▸ PROVIDED MATERIAL:
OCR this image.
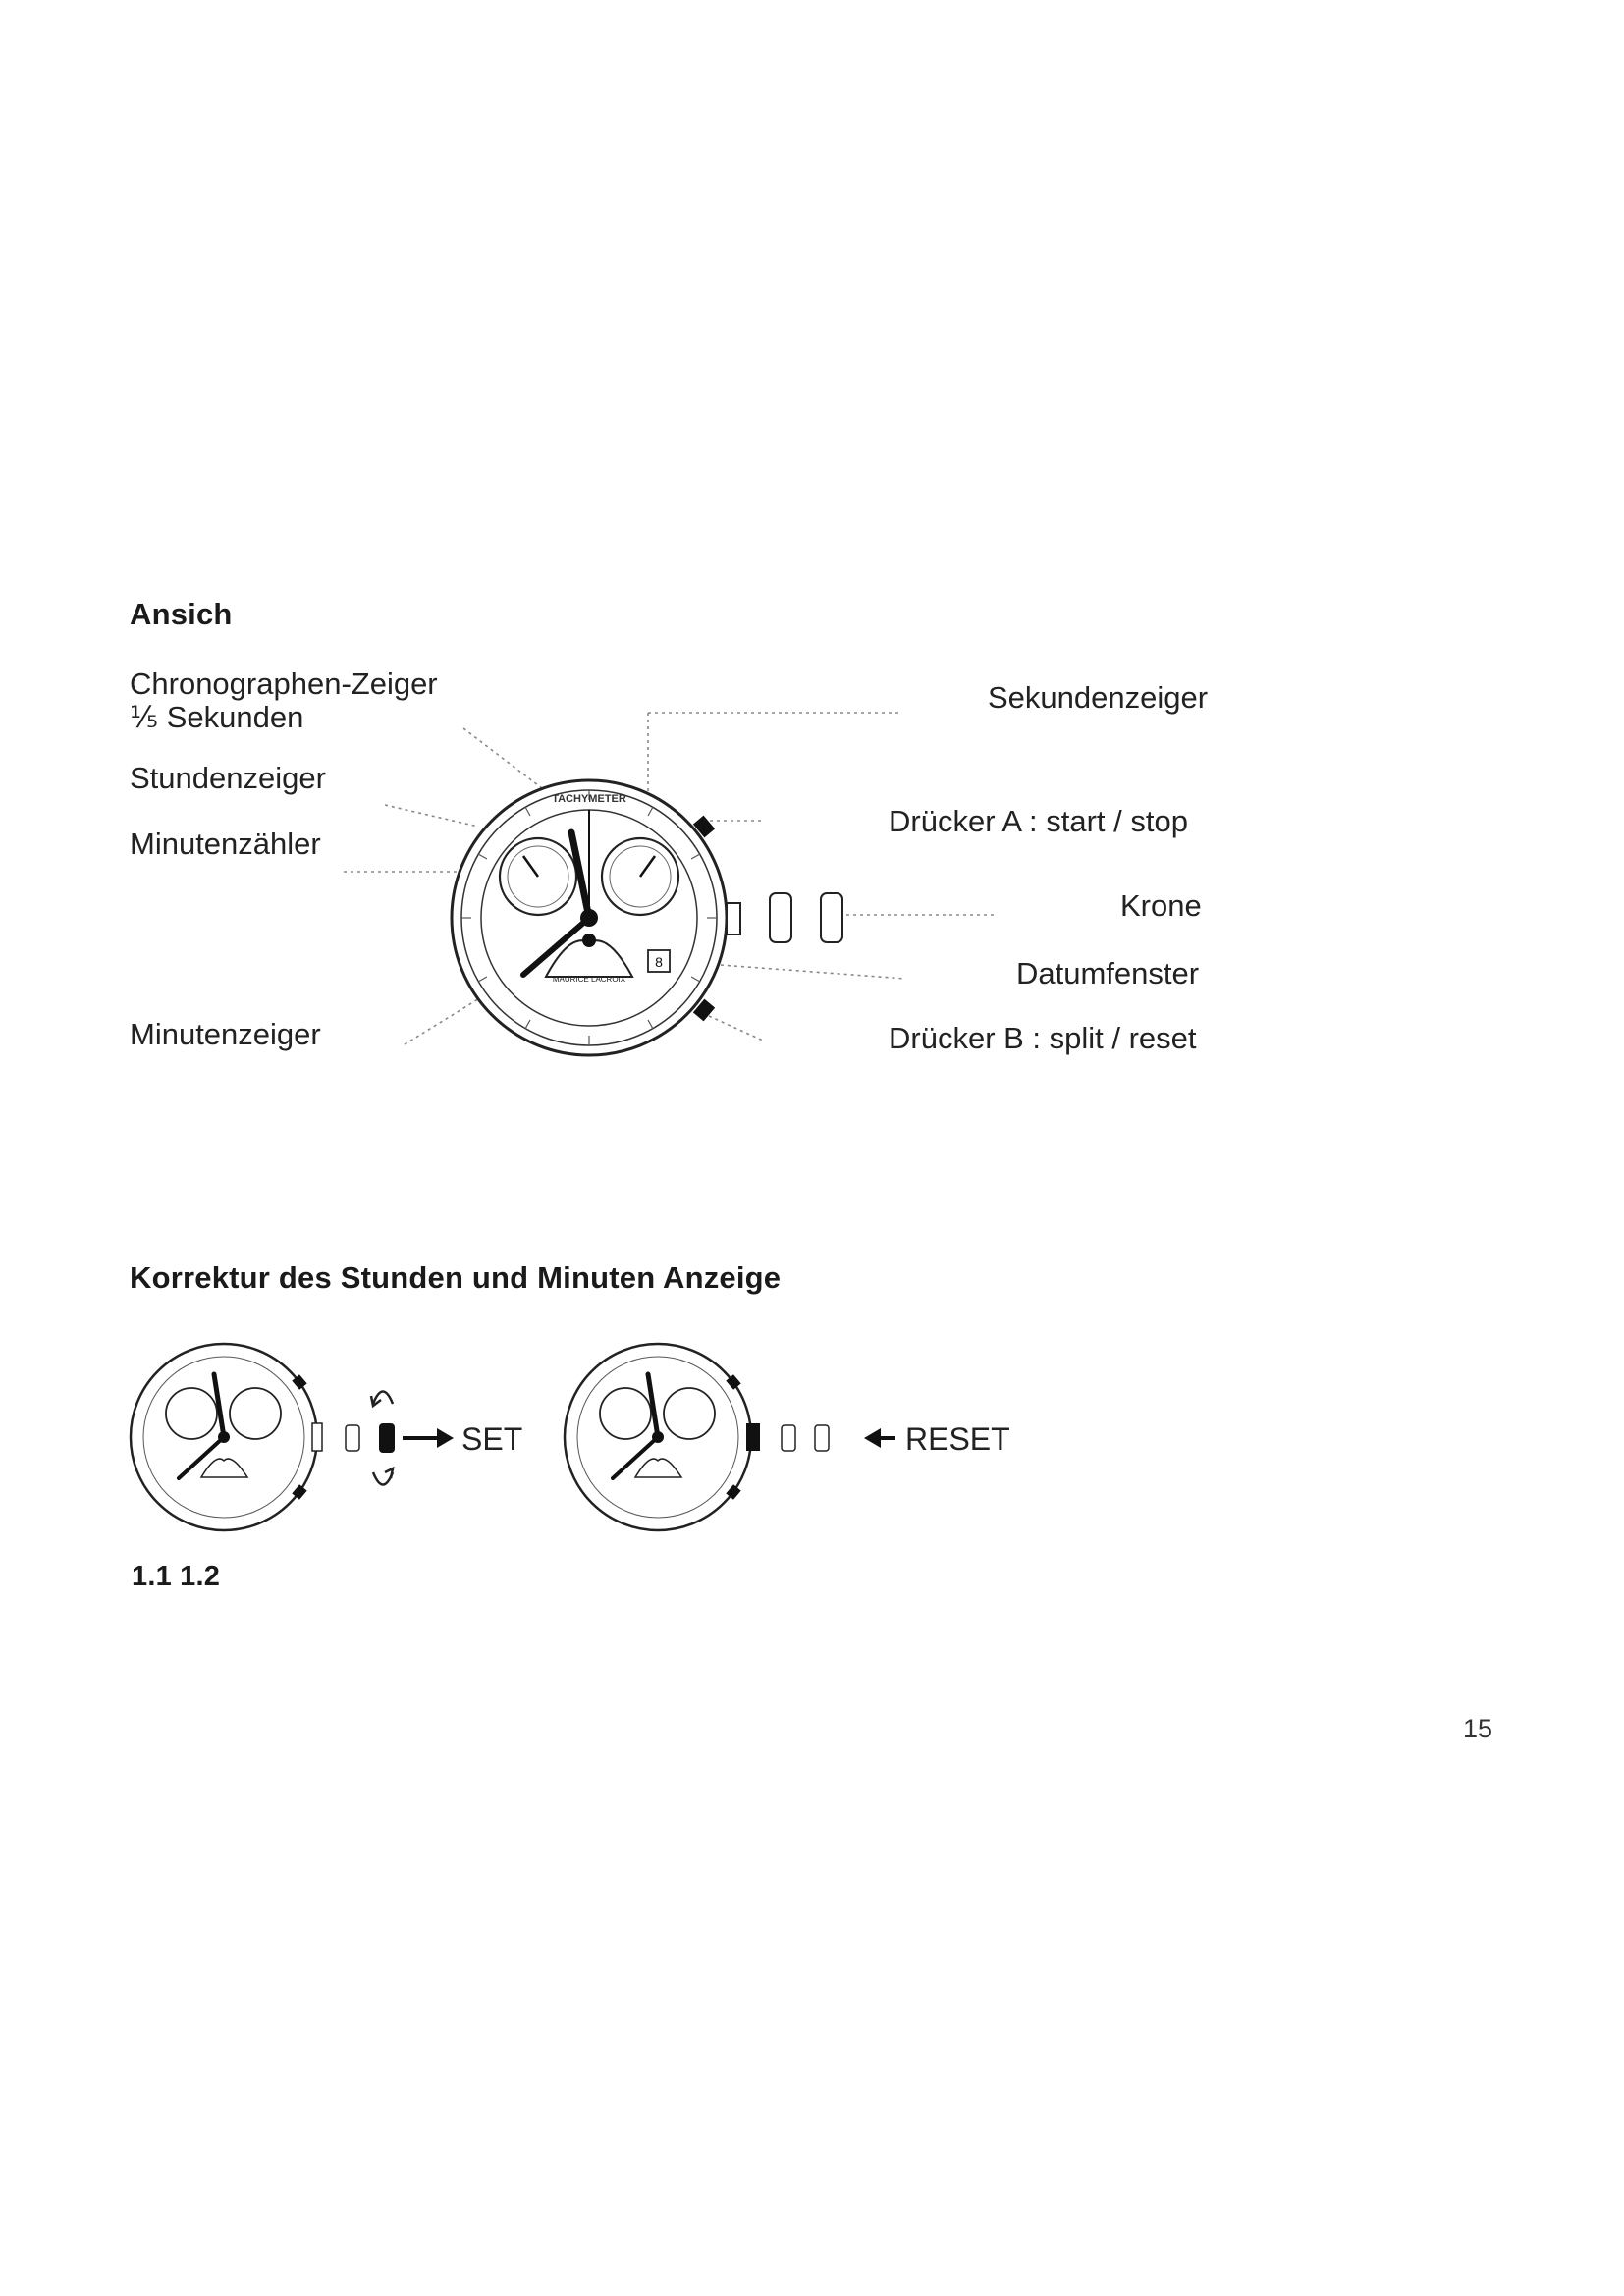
Ansich
Korrektur des Stunden und Minuten Anzeige
1.1 1.2
Chronographen-Zeiger
⅕ Sekunden
Stundenzeiger
Minutenzähler
Minutenzeiger
Sekundenzeiger
Drücker A : start / stop
Krone
Datumfenster
Drücker B : split / reset
TACHYMETER
MAURICE LACROIX
8
SET	RESET
15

▸ AIM: Reproduce the listing exactly. Leave its pictures out.

▸ RESULT:
OCR this image.
Ansich
Korrektur des Stunden und Minuten Anzeige
1.1 1.2
Chronographen-Zeiger
⅕ Sekunden
Stundenzeiger
Minutenzähler
Minutenzeiger
Sekundenzeiger
Drücker A : start / stop
Krone
Datumfenster
Drücker B : split / reset
TACHYMETER
MAURICE LACROIX
8
SET	RESET
15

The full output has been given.